Driving Offences: Mobile Phones

Mr. Carmichael: To ask the Minister of State, Ministry of Justice how many (a) prosecutions were brought against and (b) fixed penalty notices were imposed on drivers in each police authority area using mobile telephones while driving in 2005. [144306]

Mr. Sutcliffe: The data requested for 2005 will be available in the autumn of 2007.

Driving Under Influence

Mr. Paterson: To ask the Minister of State, Ministry of Justice (1) how many drivers were convicted for drink-driving offences (a) directly related to an incident in which death or serious injury was occasioned and where the alcohol-related incapacity of the driver was judged to be the primary cause of the incident and (b) unrelated to any incident in which death or serious injury was occasioned, in each year from 1997 to 2006; [144857]


25 Jun 2007 : Column 344W

(2) how many of the drivers convicted for drink-driving offences in each year from 1997 to 2006 had previously been banned from driving for drink-driving offences while a ban was still current; [144858]

(3) how many drivers who had not previously held a full driving licence were convicted of drink-driving offences in each year between 1997 and 2006. [144910]

Mr. Sutcliffe: The specific information requested concerning individual circumstances of persons convicted is not recorded on the Court Proceedings Database, held by the Office for Criminal Justice Reform.

> Data extract
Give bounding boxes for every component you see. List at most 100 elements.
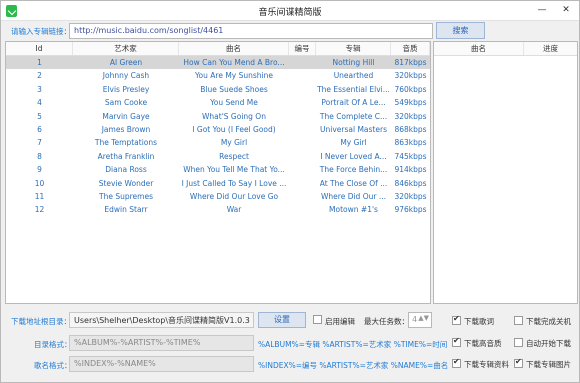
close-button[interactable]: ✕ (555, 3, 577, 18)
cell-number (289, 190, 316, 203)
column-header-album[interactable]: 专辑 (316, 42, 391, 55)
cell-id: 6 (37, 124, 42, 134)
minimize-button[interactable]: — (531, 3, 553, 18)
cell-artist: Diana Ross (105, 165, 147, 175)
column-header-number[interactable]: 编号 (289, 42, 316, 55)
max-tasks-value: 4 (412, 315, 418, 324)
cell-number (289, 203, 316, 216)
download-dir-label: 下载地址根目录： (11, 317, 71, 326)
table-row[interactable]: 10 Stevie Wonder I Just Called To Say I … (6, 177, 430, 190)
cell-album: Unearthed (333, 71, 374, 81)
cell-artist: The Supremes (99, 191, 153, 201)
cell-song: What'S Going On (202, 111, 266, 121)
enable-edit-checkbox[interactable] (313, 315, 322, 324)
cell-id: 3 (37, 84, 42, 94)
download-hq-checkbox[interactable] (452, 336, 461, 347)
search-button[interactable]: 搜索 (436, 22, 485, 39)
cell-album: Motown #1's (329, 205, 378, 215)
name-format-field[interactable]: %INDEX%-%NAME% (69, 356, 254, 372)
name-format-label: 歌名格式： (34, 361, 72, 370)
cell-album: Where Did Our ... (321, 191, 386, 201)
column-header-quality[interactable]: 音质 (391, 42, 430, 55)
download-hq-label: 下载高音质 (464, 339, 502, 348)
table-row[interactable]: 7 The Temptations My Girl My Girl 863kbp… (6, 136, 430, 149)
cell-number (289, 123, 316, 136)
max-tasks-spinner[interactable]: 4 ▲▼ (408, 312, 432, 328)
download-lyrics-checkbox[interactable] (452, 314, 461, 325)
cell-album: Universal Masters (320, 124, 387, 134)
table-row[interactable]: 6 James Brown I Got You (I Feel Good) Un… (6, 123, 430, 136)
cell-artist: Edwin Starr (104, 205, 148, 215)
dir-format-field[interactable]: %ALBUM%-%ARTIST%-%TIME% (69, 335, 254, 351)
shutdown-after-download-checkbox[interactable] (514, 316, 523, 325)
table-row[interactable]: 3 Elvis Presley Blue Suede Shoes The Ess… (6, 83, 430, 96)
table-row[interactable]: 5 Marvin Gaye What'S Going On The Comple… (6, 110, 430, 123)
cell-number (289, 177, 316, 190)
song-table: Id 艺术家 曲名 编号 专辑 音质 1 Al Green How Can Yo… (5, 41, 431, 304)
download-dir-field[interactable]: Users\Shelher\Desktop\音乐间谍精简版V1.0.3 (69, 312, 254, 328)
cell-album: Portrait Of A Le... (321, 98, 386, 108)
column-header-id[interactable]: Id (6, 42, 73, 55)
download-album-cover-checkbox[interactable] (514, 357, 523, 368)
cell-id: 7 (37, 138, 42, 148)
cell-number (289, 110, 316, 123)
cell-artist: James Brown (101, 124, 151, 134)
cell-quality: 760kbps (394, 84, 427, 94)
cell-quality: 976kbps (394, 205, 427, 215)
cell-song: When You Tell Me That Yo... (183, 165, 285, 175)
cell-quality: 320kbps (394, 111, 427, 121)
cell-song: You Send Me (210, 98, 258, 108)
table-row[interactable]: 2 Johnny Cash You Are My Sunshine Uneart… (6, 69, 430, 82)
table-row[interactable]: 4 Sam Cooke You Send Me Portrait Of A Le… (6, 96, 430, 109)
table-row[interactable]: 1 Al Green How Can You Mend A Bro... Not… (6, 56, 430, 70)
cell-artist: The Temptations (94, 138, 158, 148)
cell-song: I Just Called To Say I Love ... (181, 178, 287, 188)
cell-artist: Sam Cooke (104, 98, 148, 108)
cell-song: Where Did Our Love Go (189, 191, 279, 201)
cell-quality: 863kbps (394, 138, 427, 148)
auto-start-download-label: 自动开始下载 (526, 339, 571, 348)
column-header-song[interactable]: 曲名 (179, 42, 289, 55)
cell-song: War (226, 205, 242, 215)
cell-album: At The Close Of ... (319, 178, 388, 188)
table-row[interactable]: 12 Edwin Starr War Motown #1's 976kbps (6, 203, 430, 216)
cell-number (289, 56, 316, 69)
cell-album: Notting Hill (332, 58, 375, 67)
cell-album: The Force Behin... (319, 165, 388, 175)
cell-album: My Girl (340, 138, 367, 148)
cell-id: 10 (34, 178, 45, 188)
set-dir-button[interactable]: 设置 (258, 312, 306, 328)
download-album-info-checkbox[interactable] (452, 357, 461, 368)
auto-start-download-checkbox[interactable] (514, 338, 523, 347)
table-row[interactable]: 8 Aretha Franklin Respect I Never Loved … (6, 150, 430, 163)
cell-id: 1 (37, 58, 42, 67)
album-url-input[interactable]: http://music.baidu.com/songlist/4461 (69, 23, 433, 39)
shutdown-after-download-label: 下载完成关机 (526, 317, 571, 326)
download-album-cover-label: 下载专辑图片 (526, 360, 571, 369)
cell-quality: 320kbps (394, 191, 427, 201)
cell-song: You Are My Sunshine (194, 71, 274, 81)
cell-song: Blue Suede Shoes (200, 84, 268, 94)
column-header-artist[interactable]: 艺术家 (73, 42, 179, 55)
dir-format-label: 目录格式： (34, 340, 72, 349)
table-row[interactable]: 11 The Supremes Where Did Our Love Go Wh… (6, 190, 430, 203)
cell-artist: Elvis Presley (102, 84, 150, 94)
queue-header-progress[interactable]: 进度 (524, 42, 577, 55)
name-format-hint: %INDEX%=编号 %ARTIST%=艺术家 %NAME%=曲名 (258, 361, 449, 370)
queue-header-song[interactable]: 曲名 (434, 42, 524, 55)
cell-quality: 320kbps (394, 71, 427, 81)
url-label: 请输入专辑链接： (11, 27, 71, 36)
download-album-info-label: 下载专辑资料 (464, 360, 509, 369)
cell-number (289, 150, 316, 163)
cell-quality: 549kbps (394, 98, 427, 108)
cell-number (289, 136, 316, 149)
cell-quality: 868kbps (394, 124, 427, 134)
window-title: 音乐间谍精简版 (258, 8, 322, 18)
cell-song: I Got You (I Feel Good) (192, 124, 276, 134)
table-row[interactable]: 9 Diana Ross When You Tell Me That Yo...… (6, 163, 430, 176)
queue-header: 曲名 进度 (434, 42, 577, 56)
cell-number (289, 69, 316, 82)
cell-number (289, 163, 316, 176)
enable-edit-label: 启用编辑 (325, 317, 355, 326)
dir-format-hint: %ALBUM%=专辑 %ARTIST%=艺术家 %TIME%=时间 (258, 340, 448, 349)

---

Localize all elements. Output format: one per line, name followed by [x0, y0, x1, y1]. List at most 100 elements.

---

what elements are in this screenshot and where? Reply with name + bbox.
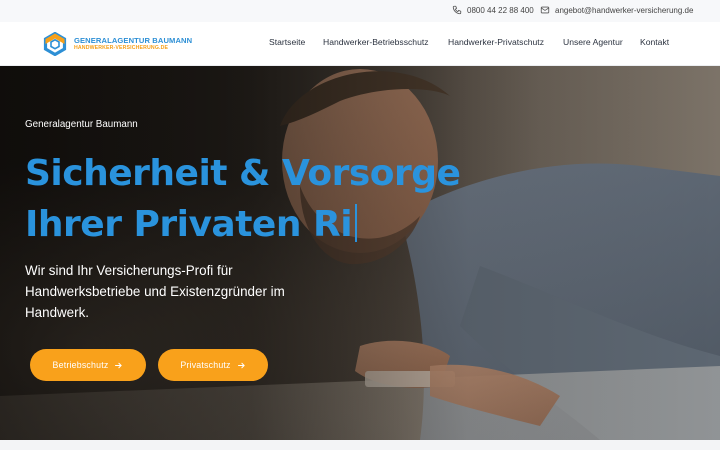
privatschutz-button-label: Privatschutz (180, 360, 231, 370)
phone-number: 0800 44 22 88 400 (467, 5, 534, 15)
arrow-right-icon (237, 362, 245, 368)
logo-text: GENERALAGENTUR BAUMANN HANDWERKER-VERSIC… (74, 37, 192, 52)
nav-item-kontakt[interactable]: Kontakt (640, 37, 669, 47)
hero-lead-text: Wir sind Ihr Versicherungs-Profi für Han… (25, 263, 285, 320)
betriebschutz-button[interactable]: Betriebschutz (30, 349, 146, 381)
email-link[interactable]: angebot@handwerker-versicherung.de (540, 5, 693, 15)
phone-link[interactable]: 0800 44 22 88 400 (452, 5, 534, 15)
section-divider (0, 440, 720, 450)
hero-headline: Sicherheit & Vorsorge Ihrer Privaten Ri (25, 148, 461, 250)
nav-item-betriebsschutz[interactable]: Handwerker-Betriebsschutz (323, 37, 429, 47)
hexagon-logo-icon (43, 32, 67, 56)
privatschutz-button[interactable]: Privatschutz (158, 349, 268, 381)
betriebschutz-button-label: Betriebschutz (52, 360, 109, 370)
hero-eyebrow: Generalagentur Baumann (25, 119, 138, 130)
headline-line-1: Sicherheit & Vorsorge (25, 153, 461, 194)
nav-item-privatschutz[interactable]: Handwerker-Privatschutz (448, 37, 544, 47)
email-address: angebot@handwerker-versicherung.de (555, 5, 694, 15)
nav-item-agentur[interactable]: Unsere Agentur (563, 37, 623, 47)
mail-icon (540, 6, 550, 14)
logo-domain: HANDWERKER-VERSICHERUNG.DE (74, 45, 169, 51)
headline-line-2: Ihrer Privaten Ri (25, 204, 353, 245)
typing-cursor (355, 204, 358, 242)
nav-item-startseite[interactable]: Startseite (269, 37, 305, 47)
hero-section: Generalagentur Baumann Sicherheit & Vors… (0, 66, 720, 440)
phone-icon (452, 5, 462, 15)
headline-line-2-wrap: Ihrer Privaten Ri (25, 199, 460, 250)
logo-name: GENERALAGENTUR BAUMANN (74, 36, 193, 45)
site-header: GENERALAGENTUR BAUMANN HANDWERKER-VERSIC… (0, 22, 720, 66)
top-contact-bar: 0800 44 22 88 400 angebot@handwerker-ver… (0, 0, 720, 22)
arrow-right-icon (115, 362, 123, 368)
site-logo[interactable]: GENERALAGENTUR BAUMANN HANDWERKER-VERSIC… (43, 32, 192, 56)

> Task requirements
Rewrite the passage of the parliamentary answers starting at "Mr. Sutcliffe: The specific" and ending at "Criminal Justice Reform.", with "recorded" replaced by "stored". None of the items are needed.

> Solution to the problem
Mr. Sutcliffe: The specific information requested concerning individual circumstances of persons convicted is not stored on the Court Proceedings Database, held by the Office for Criminal Justice Reform.